• **Work required**
Transcribe all of the data exactly. Omit the pictures.

+++ Records for the exercise +++

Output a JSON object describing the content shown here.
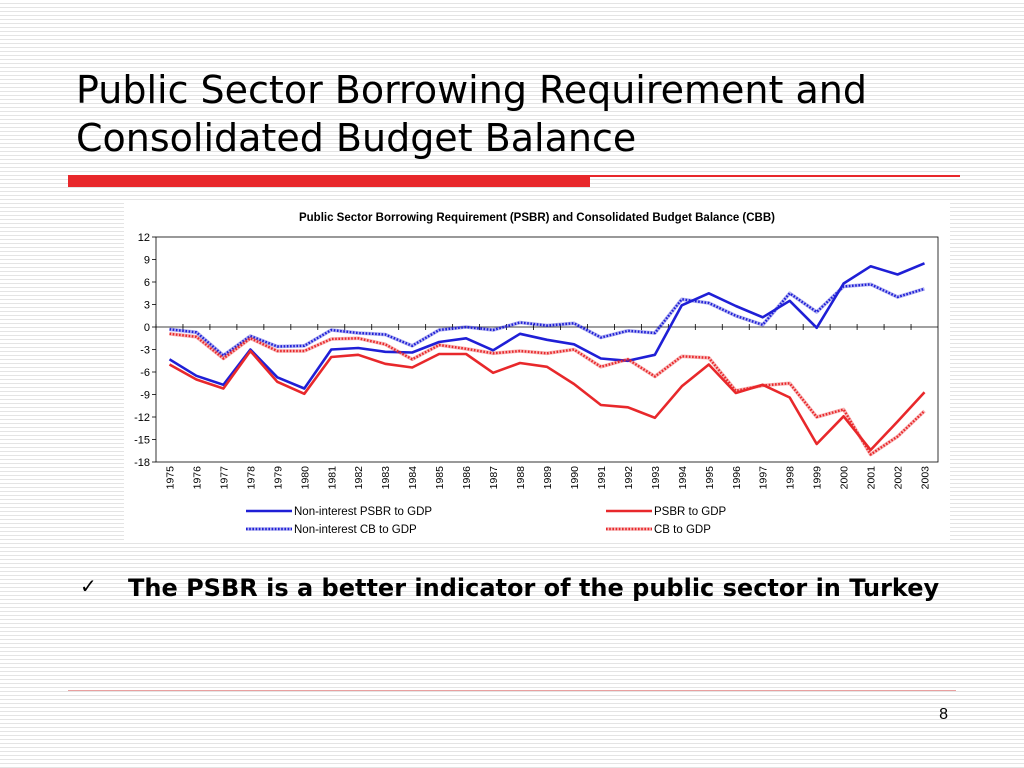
{
  "slide": {
    "title": "Public Sector Borrowing Requirement and Consolidated Budget Balance",
    "bullet": "The PSBR is a better indicator of the public sector in Turkey",
    "bullet_marker": "✓",
    "page_number": "8",
    "accent_color": "#e8282b"
  },
  "chart_data": {
    "type": "line",
    "title": "Public Sector Borrowing Requirement (PSBR) and Consolidated Budget Balance (CBB)",
    "xlabel": "",
    "ylabel": "",
    "categories": [
      "1975",
      "1976",
      "1977",
      "1978",
      "1979",
      "1980",
      "1981",
      "1982",
      "1983",
      "1984",
      "1985",
      "1986",
      "1987",
      "1988",
      "1989",
      "1990",
      "1991",
      "1992",
      "1993",
      "1994",
      "1995",
      "1996",
      "1997",
      "1998",
      "1999",
      "2000",
      "2001",
      "2002",
      "2003"
    ],
    "ylim": [
      -18,
      12
    ],
    "yticks": [
      12,
      9,
      6,
      3,
      0,
      -3,
      -6,
      -9,
      -12,
      -15,
      -18
    ],
    "grid": false,
    "legend_position": "bottom",
    "series": [
      {
        "name": "Non-interest PSBR to GDP",
        "color": "#1f1fd6",
        "style": "solid",
        "values": [
          -4.3,
          -6.5,
          -7.7,
          -3.0,
          -6.7,
          -8.2,
          -3.0,
          -2.8,
          -3.3,
          -3.4,
          -2.0,
          -1.5,
          -3.1,
          -0.9,
          -1.7,
          -2.3,
          -4.2,
          -4.5,
          -3.7,
          2.9,
          4.5,
          2.8,
          1.3,
          3.5,
          -0.1,
          5.8,
          8.1,
          7.0,
          8.5
        ]
      },
      {
        "name": "PSBR to GDP",
        "color": "#e8282b",
        "style": "solid",
        "values": [
          -5.0,
          -7.0,
          -8.2,
          -3.2,
          -7.3,
          -8.9,
          -4.0,
          -3.7,
          -4.9,
          -5.4,
          -3.6,
          -3.6,
          -6.1,
          -4.8,
          -5.3,
          -7.6,
          -10.4,
          -10.7,
          -12.1,
          -7.9,
          -5.0,
          -8.8,
          -7.7,
          -9.4,
          -15.6,
          -11.9,
          -16.4,
          -12.6,
          -8.7
        ]
      },
      {
        "name": "Non-interest CB to GDP",
        "color": "#1f1fd6",
        "style": "dotted",
        "values": [
          -0.3,
          -0.7,
          -3.8,
          -1.2,
          -2.6,
          -2.5,
          -0.4,
          -0.8,
          -1.0,
          -2.5,
          -0.4,
          0.0,
          -0.4,
          0.6,
          0.2,
          0.5,
          -1.4,
          -0.5,
          -0.8,
          3.7,
          3.2,
          1.5,
          0.3,
          4.5,
          2.0,
          5.4,
          5.7,
          4.0,
          5.1
        ]
      },
      {
        "name": "CB to GDP",
        "color": "#e8282b",
        "style": "dotted",
        "values": [
          -0.9,
          -1.3,
          -4.2,
          -1.5,
          -3.2,
          -3.2,
          -1.6,
          -1.5,
          -2.3,
          -4.3,
          -2.4,
          -2.9,
          -3.5,
          -3.2,
          -3.5,
          -3.0,
          -5.3,
          -4.3,
          -6.6,
          -3.9,
          -4.1,
          -8.5,
          -7.8,
          -7.5,
          -12.0,
          -11.0,
          -17.0,
          -14.6,
          -11.2
        ]
      }
    ]
  }
}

+++

• **Result**
Output a JSON object describing the content shown here.
{
  "slide": {
    "title": "Public Sector Borrowing Requirement and Consolidated Budget Balance",
    "bullet": "The PSBR is a better indicator of the public sector in Turkey",
    "bullet_marker": "✓",
    "page_number": "8",
    "accent_color": "#e8282b"
  },
  "chart_data": {
    "type": "line",
    "title": "Public Sector Borrowing Requirement (PSBR) and Consolidated Budget Balance (CBB)",
    "xlabel": "",
    "ylabel": "",
    "categories": [
      "1975",
      "1976",
      "1977",
      "1978",
      "1979",
      "1980",
      "1981",
      "1982",
      "1983",
      "1984",
      "1985",
      "1986",
      "1987",
      "1988",
      "1989",
      "1990",
      "1991",
      "1992",
      "1993",
      "1994",
      "1995",
      "1996",
      "1997",
      "1998",
      "1999",
      "2000",
      "2001",
      "2002",
      "2003"
    ],
    "ylim": [
      -18,
      12
    ],
    "yticks": [
      12,
      9,
      6,
      3,
      0,
      -3,
      -6,
      -9,
      -12,
      -15,
      -18
    ],
    "grid": false,
    "legend_position": "bottom",
    "series": [
      {
        "name": "Non-interest PSBR to GDP",
        "color": "#1f1fd6",
        "style": "solid",
        "values": [
          -4.3,
          -6.5,
          -7.7,
          -3.0,
          -6.7,
          -8.2,
          -3.0,
          -2.8,
          -3.3,
          -3.4,
          -2.0,
          -1.5,
          -3.1,
          -0.9,
          -1.7,
          -2.3,
          -4.2,
          -4.5,
          -3.7,
          2.9,
          4.5,
          2.8,
          1.3,
          3.5,
          -0.1,
          5.8,
          8.1,
          7.0,
          8.5
        ]
      },
      {
        "name": "PSBR to GDP",
        "color": "#e8282b",
        "style": "solid",
        "values": [
          -5.0,
          -7.0,
          -8.2,
          -3.2,
          -7.3,
          -8.9,
          -4.0,
          -3.7,
          -4.9,
          -5.4,
          -3.6,
          -3.6,
          -6.1,
          -4.8,
          -5.3,
          -7.6,
          -10.4,
          -10.7,
          -12.1,
          -7.9,
          -5.0,
          -8.8,
          -7.7,
          -9.4,
          -15.6,
          -11.9,
          -16.4,
          -12.6,
          -8.7
        ]
      },
      {
        "name": "Non-interest CB to GDP",
        "color": "#1f1fd6",
        "style": "dotted",
        "values": [
          -0.3,
          -0.7,
          -3.8,
          -1.2,
          -2.6,
          -2.5,
          -0.4,
          -0.8,
          -1.0,
          -2.5,
          -0.4,
          0.0,
          -0.4,
          0.6,
          0.2,
          0.5,
          -1.4,
          -0.5,
          -0.8,
          3.7,
          3.2,
          1.5,
          0.3,
          4.5,
          2.0,
          5.4,
          5.7,
          4.0,
          5.1
        ]
      },
      {
        "name": "CB to GDP",
        "color": "#e8282b",
        "style": "dotted",
        "values": [
          -0.9,
          -1.3,
          -4.2,
          -1.5,
          -3.2,
          -3.2,
          -1.6,
          -1.5,
          -2.3,
          -4.3,
          -2.4,
          -2.9,
          -3.5,
          -3.2,
          -3.5,
          -3.0,
          -5.3,
          -4.3,
          -6.6,
          -3.9,
          -4.1,
          -8.5,
          -7.8,
          -7.5,
          -12.0,
          -11.0,
          -17.0,
          -14.6,
          -11.2
        ]
      }
    ]
  }
}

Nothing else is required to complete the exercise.